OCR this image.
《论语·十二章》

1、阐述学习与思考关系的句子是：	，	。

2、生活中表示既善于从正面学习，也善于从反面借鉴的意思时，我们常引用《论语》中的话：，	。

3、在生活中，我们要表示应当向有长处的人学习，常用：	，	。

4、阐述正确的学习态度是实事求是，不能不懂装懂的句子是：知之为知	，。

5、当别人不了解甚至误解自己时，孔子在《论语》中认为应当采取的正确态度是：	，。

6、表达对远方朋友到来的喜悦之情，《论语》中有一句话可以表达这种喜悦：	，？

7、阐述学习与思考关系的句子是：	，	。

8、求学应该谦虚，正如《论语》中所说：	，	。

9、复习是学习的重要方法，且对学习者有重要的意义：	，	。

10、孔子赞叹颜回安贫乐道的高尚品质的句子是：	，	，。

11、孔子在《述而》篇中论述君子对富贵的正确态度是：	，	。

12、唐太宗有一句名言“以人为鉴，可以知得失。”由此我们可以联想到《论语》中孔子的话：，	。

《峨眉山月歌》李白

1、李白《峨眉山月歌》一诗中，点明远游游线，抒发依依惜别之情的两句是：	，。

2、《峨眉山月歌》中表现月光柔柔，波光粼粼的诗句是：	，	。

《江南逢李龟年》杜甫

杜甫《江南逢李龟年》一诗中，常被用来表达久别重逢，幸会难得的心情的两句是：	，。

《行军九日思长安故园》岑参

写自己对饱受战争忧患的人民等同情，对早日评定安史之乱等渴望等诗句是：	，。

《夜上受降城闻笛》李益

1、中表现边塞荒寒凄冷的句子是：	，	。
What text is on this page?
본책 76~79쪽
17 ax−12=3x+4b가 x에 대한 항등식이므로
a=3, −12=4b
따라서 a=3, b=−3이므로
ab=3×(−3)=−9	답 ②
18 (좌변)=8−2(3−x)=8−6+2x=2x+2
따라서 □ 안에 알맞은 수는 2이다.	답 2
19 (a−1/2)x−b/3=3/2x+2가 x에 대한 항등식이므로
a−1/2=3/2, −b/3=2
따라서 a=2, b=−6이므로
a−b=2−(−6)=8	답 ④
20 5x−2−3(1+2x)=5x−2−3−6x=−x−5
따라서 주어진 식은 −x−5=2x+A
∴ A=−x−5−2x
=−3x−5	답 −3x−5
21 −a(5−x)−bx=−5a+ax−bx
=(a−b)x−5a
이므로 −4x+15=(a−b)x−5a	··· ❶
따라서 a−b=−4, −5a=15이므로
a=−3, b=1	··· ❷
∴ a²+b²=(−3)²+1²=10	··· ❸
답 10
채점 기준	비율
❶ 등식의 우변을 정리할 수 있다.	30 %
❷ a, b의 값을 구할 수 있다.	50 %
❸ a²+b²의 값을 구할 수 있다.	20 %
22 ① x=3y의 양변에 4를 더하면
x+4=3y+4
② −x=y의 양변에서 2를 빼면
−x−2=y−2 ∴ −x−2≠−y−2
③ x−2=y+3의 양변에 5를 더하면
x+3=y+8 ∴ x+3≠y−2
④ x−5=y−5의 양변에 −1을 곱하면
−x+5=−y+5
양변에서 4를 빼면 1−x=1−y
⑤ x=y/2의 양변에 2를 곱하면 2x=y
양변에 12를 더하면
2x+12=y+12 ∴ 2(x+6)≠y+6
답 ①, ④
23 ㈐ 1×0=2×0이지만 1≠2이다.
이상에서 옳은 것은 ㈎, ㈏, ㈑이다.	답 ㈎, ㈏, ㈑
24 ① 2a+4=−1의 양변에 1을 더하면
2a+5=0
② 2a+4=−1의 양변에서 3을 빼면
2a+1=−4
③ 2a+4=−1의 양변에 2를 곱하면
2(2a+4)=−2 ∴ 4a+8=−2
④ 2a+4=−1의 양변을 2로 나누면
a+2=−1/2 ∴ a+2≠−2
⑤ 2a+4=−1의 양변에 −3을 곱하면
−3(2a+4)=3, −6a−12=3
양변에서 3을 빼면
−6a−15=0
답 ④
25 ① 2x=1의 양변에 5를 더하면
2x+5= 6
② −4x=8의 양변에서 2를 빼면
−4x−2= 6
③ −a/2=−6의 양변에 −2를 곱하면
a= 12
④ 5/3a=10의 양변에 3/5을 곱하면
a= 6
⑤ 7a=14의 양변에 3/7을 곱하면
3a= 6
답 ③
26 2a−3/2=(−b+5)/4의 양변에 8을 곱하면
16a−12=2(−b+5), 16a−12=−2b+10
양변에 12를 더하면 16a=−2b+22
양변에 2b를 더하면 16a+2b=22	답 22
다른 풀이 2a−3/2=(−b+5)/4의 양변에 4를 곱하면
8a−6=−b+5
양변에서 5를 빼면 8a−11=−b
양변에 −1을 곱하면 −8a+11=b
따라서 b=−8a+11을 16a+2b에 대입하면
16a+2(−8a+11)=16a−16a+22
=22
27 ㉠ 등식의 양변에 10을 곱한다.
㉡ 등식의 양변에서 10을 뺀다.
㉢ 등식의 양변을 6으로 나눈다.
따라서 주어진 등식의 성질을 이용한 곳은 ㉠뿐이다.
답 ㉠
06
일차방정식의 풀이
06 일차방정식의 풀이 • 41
###
▸ **WORK TO COMPLETE**
Extract every line that has the string "항등식이므로" in it.

▸ **EXERCISE RESPONSE**
17 ax−12=3x+4b가 x에 대한 항등식이므로
19 (a−1/2)x−b/3=3/2x+2가 x에 대한 항등식이므로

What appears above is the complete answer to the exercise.